◆ Text:
The City and Weekend Market
Having enjoyed our days in Hong Kong, Macau and China Ken, Darla, Anne and I now headed to our next destination: the bustling city of Bangkok and the historical Kingdom of Siam. We were anxious to arrive as we would be spending our time in Bangkok at a friend's house. Derek, who used to work with Ken and I, moved to Bangkok several years earlier when his wife, Rose, was transferred there. Knowing Derek's pension for good food and good times we knew we would be in for a nice time, and we weren't disappointed.

Arriving at the airport we were met by Rose's driver and car for the ride to their apartment. This would be our first introduction to modern day Bangkok, and we were in for quite a surprise. Traffic in Bangkok is horrendous so you better adjust to it right away. No matter where you are going, no matter what its distance from you, no matter what time of day it is be prepared for a long trip when going by car. When it comes to the streets of Bangkok chaos reigns. Even a simple trip of a mile or two can take an hour or longer.
Our home in Bangkok would be Derek and Rose's apartment on the 18th floor of a modern building complete with a large swimming pool. From it we had our first views of modern day Bangkok.

Derek and Rose's
apartment building

Enjoying the pool

Views of Bangkok from the apartment patio

From our position the skyline was not dramatic and the smog did not help one appreciate it. Derek and Rose quickly indoctrinated us into what to expect while in Bangkok. We were ready to tackle anything and agreed that the next morning we would go to the weekend market. Derek made arrangements with the driver to return in the morning to take us to the market.
We awoke early the next morning for our trip to the weekend market to find ourselves faced with our first challenge. The driver did not show up to drive us to the market. According to Derek and Rose he was very undependable and they were trying to replace him. He was friendly enough, he just didn't show up half the time. Derek decided that he'd drive us which was unsettling with Rose. We all hopped into the car for the short trip to the market. A short trip of probably 2 to 3 miles that took over an hour to complete. Arriving at the market Derek gave us instructions to meet every hour under the clock tower until we were all together again. As we headed off into the market he went to secure a parking space expecting that it might take forever, but he managed to catch up with us more quickly than we expected.

◆ Given entries:
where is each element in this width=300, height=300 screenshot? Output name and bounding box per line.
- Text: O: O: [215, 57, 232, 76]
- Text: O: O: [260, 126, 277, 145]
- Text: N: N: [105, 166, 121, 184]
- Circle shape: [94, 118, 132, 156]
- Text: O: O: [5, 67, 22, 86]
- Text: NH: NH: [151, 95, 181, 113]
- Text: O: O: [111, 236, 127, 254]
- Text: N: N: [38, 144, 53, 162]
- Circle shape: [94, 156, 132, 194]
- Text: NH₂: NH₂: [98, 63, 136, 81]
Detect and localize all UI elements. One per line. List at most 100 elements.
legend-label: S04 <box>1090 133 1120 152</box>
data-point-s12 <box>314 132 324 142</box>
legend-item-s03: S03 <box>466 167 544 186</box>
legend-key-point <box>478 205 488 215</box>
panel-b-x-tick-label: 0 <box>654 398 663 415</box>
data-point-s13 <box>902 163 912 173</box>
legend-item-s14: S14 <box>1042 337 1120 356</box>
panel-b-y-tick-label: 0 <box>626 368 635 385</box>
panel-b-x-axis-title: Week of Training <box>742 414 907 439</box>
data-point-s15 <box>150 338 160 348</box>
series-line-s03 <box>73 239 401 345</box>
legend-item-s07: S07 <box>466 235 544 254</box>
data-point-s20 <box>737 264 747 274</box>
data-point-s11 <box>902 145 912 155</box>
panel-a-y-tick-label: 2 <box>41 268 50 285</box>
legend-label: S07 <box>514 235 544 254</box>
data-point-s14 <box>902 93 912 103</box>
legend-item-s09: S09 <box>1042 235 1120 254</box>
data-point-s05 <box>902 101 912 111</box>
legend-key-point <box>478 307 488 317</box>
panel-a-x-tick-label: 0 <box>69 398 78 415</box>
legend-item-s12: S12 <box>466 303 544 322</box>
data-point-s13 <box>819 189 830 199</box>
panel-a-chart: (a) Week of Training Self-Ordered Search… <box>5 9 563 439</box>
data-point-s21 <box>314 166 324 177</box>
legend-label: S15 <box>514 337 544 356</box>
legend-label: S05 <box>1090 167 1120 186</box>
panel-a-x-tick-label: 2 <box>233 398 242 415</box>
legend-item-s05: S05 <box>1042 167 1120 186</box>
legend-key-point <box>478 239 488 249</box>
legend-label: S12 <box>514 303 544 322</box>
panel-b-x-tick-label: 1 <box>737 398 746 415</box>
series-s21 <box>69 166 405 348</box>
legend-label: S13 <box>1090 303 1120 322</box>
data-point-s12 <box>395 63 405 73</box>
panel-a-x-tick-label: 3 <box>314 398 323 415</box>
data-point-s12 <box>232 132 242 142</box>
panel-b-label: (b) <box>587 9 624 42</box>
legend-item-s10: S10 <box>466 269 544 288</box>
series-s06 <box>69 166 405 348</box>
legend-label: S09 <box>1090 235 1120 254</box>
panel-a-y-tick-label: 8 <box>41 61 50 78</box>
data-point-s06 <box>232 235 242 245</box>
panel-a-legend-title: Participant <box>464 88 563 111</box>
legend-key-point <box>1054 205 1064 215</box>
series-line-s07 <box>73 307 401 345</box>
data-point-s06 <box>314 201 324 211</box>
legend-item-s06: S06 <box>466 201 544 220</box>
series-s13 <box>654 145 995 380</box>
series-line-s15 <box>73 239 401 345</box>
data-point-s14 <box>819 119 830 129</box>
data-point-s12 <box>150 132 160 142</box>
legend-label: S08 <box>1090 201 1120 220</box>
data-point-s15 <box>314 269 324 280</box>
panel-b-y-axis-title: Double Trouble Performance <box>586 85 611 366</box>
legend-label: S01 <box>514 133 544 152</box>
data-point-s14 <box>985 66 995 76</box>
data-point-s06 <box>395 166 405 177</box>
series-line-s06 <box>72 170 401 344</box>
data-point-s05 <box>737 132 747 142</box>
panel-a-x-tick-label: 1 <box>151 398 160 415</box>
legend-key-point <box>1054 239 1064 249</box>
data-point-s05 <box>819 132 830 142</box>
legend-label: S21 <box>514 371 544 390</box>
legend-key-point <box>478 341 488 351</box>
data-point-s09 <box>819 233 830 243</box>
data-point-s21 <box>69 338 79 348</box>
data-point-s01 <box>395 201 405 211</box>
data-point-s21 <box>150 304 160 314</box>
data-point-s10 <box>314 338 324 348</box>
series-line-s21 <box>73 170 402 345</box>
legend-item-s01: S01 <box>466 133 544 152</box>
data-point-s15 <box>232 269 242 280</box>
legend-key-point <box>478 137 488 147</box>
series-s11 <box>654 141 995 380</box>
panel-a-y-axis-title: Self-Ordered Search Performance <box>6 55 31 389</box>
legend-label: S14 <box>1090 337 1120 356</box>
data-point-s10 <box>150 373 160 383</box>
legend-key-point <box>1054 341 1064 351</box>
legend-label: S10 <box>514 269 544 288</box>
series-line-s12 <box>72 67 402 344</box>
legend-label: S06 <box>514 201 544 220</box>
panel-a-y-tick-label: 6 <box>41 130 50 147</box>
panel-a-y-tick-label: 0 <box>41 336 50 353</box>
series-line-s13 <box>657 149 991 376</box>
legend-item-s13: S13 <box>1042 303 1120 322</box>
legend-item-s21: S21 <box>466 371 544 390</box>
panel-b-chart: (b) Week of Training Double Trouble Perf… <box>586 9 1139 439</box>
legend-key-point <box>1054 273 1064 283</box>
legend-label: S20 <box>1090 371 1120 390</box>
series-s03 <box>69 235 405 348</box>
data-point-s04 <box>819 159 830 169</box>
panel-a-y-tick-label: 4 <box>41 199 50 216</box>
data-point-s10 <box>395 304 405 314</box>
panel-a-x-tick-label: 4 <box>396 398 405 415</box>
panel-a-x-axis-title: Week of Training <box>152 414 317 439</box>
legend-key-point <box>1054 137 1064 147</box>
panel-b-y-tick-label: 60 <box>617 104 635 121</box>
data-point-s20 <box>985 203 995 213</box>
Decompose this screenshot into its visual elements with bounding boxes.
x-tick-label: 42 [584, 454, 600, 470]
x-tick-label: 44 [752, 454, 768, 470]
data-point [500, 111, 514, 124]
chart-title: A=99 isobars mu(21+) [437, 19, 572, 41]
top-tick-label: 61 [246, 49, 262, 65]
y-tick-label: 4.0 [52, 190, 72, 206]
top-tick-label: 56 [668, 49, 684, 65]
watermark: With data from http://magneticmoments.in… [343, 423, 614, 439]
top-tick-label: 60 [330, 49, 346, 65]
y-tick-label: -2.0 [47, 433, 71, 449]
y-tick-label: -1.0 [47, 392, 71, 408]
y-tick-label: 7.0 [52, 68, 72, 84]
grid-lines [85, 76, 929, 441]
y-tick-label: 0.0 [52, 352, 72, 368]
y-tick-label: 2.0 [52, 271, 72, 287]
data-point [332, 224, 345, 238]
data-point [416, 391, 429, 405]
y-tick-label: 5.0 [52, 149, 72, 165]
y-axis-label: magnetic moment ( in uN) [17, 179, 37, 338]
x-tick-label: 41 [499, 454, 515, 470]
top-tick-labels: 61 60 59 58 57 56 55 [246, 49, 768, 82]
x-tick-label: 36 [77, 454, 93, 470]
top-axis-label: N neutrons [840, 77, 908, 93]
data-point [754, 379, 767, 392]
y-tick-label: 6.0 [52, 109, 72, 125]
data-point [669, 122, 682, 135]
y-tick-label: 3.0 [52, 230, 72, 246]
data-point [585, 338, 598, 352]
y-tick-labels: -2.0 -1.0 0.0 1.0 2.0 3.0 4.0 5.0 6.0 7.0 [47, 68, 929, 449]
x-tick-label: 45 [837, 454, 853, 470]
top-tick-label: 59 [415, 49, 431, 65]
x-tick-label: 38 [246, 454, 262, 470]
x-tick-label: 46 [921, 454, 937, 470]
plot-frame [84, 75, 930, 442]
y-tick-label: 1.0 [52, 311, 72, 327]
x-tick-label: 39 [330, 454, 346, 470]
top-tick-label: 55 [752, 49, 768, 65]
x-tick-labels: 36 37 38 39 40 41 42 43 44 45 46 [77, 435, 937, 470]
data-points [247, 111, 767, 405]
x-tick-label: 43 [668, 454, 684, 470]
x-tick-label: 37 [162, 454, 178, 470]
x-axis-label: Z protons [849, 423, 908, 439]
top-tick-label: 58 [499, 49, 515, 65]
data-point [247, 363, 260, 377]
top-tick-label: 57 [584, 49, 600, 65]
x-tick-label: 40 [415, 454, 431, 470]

◆ Set exercise A: Repeat the part of the Bangkok travel text between "Views of Bangkok" and "take us to the market.", inclusive.
◆ Set exercise B: Which people are named in the Bangkok travel text?

◆ Solution A:
Views of Bangkok from the apartment patio

From our position the skyline was not dramatic and the smog did not help one appreciate it. Derek and Rose quickly indoctrinated us into what to expect while in Bangkok. We were ready to tackle anything and agreed that the next morning we would go to the weekend market. Derek made arrangements with the driver to return in the morning to take us to the market.

◆ Solution B: Ken, Darla, Anne, Derek, Rose